**Exercise instructions**
Word for word, give the material below again, minus any images.

(Excerpts from a figure dataset)
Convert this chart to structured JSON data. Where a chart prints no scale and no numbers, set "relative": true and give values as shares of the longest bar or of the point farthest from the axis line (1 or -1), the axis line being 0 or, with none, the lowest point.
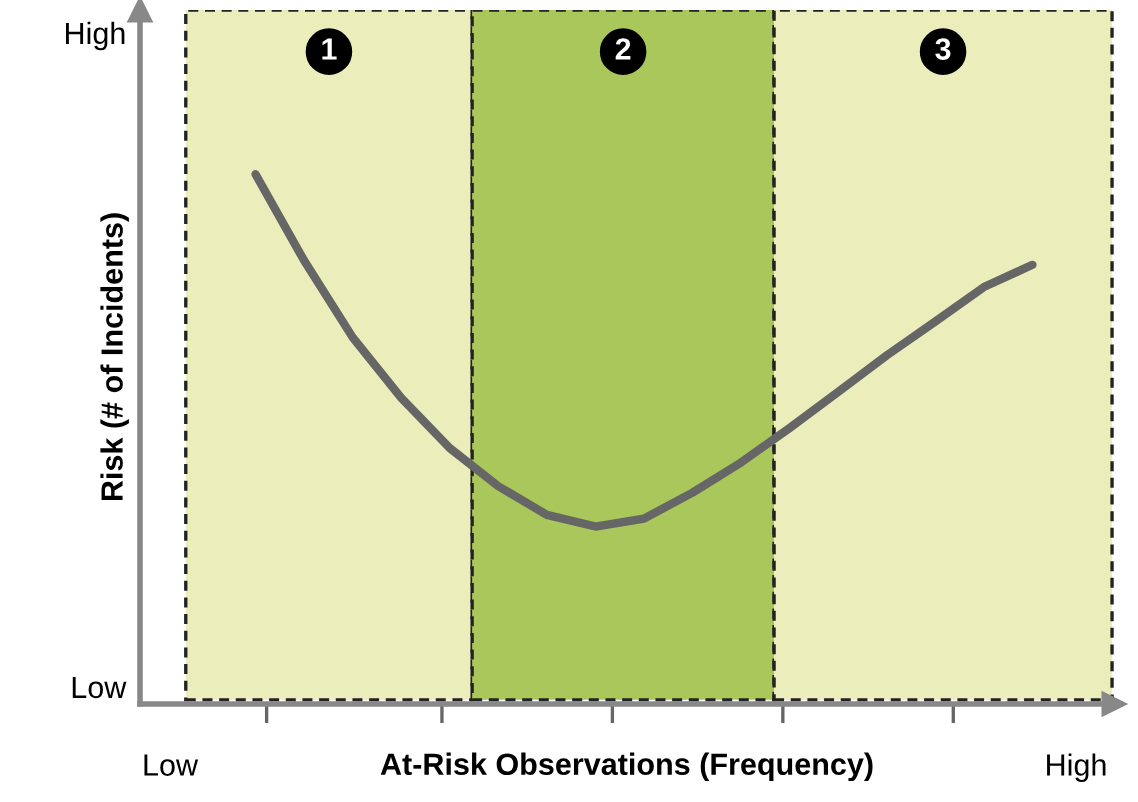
{
  "chart_data": {
    "type": "line",
    "relative": true,
    "xlabel": "At-Risk Observations (Frequency)",
    "ylabel": "Risk (# of Incidents)",
    "categories": [
      null,
      null,
      null,
      null,
      null,
      null,
      null,
      null,
      null,
      null,
      null,
      null,
      null,
      null,
      null,
      null,
      null
    ],
    "annotations": [
      "High",
      "Low",
      "Low",
      "High",
      "1",
      "2",
      "3"
    ],
    "series": [
      {
        "color": "#666666",
        "values": [
          1,
          0.837,
          0.692,
          0.578,
          0.483,
          0.411,
          0.357,
          0.335,
          0.35,
          0.399,
          0.456,
          0.521,
          0.589,
          0.658,
          0.722,
          0.787,
          0.829
        ]
      }
    ],
    "grid": false,
    "legend": false,
    "marker": "none",
    "line_style": "solid"
  }
}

**Answer to the exercise**
Convert this chart to structured JSON data. Where a chart prints no scale and no numbers, set "relative": true and give values as shares of the longest bar or of the point farthest from the axis line (1 or -1), the axis line being 0 or, with none, the lowest point.
{
  "chart_data": {
    "type": "line",
    "relative": true,
    "xlabel": "At-Risk Observations (Frequency)",
    "ylabel": "Risk (# of Incidents)",
    "categories": [
      null,
      null,
      null,
      null,
      null,
      null,
      null,
      null,
      null,
      null,
      null,
      null,
      null,
      null,
      null,
      null,
      null
    ],
    "annotations": [
      "High",
      "Low",
      "Low",
      "High",
      "1",
      "2",
      "3"
    ],
    "series": [
      {
        "color": "#666666",
        "values": [
          1,
          0.837,
          0.692,
          0.578,
          0.483,
          0.411,
          0.357,
          0.335,
          0.35,
          0.399,
          0.456,
          0.521,
          0.589,
          0.658,
          0.722,
          0.787,
          0.829
        ]
      }
    ],
    "grid": false,
    "legend": false,
    "marker": "none",
    "line_style": "solid"
  }
}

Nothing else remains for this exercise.